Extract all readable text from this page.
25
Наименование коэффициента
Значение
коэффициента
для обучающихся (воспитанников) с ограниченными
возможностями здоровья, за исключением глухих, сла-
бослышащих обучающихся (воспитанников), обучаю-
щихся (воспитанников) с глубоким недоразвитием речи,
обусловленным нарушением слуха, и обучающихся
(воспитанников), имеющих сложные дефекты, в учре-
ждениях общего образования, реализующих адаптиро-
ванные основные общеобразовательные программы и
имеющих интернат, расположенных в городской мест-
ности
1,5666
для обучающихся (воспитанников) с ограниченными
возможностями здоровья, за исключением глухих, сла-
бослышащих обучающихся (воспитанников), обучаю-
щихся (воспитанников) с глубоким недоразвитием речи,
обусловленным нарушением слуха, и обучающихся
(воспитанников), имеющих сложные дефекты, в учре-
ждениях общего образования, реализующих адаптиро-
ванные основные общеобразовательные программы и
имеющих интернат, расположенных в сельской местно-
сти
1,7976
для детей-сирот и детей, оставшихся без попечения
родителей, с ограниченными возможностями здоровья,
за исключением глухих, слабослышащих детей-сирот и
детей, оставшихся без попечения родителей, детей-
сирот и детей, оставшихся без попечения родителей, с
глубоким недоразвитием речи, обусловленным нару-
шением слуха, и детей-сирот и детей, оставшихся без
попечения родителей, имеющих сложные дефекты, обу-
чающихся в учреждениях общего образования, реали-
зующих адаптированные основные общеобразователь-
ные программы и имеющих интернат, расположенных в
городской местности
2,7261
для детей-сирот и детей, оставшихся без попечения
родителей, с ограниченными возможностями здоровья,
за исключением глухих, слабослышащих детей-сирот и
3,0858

==

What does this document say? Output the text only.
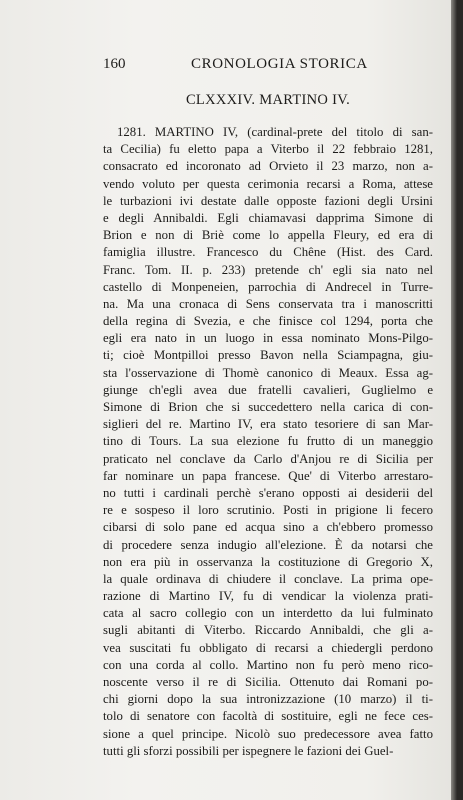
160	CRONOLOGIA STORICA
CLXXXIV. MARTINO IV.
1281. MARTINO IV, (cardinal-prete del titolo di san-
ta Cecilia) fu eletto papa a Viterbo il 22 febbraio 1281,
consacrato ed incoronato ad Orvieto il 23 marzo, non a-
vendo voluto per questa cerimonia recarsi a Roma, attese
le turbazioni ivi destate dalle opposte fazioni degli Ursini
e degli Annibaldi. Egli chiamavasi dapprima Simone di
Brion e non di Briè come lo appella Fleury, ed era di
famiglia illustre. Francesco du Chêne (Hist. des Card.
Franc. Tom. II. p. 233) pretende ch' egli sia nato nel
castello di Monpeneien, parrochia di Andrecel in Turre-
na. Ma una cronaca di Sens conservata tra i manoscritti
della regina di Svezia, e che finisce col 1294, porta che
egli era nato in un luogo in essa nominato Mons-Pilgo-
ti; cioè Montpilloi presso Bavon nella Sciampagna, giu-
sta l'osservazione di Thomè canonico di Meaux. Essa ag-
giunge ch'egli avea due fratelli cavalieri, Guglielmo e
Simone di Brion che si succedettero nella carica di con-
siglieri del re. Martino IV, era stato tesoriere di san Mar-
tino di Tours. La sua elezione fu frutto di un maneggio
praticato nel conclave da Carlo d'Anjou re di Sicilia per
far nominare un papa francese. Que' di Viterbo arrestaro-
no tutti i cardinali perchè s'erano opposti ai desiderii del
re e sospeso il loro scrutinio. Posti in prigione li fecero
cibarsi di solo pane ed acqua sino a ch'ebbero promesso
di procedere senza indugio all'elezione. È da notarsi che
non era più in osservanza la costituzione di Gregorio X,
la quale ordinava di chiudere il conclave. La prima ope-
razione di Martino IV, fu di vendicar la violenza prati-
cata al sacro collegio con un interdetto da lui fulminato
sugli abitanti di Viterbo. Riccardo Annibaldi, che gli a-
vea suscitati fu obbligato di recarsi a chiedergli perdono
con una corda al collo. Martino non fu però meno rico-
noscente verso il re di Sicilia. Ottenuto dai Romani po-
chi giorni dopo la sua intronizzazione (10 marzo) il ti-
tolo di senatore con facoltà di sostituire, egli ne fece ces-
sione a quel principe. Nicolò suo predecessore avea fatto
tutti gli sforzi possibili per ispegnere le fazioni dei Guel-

AIM: Which lines contain "this"? Show each of them.

RESPONSE:
Extract all readable text from this page.
What does this document say? Output the text only.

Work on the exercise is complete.